Collection entries:
^^^^^^^^
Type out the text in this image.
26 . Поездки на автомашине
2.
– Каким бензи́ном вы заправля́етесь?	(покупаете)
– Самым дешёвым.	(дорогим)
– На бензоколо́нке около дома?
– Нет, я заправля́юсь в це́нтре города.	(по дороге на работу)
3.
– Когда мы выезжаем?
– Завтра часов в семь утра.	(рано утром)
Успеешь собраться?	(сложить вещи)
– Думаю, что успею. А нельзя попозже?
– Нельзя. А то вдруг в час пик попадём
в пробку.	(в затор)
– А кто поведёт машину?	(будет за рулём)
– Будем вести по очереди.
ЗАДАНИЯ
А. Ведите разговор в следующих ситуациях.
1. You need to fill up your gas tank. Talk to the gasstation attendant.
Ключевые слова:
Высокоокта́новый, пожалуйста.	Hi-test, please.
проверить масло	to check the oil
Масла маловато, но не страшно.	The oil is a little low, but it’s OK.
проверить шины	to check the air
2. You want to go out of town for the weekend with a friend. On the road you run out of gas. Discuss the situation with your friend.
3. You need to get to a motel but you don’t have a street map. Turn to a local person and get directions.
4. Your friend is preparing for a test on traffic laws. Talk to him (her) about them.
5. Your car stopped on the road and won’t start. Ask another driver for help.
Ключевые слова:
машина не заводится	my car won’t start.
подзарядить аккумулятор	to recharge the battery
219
^^^^^^^^
> [Given task]: Take the entries above and transcribe them in full.

> [Solution for this problem]:
Type out the text in this image.
26 . Поездки на автомашине
2.
– Каким бензи́ном вы заправля́етесь?	(покупаете)
– Самым дешёвым.	(дорогим)
– На бензоколо́нке около дома?
– Нет, я заправля́юсь в це́нтре города.	(по дороге на работу)
3.
– Когда мы выезжаем?
– Завтра часов в семь утра.	(рано утром)
Успеешь собраться?	(сложить вещи)
– Думаю, что успею. А нельзя попозже?
– Нельзя. А то вдруг в час пик попадём
в пробку.	(в затор)
– А кто поведёт машину?	(будет за рулём)
– Будем вести по очереди.
ЗАДАНИЯ
А. Ведите разговор в следующих ситуациях.
1. You need to fill up your gas tank. Talk to the gasstation attendant.
Ключевые слова:
Высокоокта́новый, пожалуйста.	Hi-test, please.
проверить масло	to check the oil
Масла маловато, но не страшно.	The oil is a little low, but it’s OK.
проверить шины	to check the air
2. You want to go out of town for the weekend with a friend. On the road you run out of gas. Discuss the situation with your friend.
3. You need to get to a motel but you don’t have a street map. Turn to a local person and get directions.
4. Your friend is preparing for a test on traffic laws. Talk to him (her) about them.
5. Your car stopped on the road and won’t start. Ask another driver for help.
Ключевые слова:
машина не заводится	my car won’t start.
подзарядить аккумулятор	to recharge the battery
219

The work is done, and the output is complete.